### Given exercise
Show all lines of the listing that hold the word "used".
________________
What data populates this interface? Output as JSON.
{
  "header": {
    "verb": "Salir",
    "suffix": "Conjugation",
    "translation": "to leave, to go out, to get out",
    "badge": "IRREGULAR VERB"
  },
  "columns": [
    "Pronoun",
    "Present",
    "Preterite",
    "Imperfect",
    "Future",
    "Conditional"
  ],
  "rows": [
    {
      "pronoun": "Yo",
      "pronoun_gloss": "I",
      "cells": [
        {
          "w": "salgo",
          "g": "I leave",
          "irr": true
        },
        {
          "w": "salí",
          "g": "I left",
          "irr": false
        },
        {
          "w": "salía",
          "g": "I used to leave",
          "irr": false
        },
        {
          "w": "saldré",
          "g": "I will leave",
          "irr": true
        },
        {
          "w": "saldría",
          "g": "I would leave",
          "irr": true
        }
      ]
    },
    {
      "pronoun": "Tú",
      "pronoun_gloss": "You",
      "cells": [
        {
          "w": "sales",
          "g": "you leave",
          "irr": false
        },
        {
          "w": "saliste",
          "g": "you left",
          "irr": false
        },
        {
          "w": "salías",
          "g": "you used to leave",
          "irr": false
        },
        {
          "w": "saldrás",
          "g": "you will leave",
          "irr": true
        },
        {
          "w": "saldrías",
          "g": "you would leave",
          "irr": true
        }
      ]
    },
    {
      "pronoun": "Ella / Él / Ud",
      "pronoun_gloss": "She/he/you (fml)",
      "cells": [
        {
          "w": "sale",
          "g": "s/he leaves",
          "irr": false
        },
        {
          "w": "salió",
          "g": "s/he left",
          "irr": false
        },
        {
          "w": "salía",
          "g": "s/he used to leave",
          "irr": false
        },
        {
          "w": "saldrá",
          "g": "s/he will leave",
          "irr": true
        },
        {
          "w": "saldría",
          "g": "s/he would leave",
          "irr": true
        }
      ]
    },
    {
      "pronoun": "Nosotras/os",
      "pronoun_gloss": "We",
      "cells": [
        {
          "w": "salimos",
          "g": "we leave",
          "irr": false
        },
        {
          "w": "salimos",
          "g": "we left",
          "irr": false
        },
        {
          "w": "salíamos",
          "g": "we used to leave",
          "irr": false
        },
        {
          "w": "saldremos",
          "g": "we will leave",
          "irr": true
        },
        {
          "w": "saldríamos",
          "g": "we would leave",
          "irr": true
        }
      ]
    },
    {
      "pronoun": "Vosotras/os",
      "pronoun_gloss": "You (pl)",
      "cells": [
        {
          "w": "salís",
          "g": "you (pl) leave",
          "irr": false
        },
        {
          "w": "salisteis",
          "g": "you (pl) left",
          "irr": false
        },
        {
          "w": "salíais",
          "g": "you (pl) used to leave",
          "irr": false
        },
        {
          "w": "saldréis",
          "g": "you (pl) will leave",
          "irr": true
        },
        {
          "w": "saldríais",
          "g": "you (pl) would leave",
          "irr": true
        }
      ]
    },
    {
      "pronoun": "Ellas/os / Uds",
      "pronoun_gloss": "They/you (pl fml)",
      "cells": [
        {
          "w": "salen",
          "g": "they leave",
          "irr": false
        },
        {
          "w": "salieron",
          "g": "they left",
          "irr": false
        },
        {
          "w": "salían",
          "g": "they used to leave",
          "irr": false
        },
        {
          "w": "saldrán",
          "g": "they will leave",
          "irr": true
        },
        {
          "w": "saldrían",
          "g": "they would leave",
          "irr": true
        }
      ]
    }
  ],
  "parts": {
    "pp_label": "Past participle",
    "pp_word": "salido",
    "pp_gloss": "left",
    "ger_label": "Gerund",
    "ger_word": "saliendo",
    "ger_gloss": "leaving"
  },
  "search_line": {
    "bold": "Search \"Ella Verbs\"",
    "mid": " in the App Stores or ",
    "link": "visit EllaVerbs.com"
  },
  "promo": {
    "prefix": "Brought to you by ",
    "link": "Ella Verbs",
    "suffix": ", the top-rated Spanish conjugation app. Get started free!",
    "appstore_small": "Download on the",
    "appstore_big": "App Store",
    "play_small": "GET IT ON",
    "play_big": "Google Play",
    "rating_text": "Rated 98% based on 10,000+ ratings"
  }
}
________________
### Finished exercise
          "g": "I used to leave",
          "g": "you used to leave",
          "g": "s/he used to leave",
          "g": "we used to leave",
          "g": "you (pl) used to leave",
          "g": "they used to leave",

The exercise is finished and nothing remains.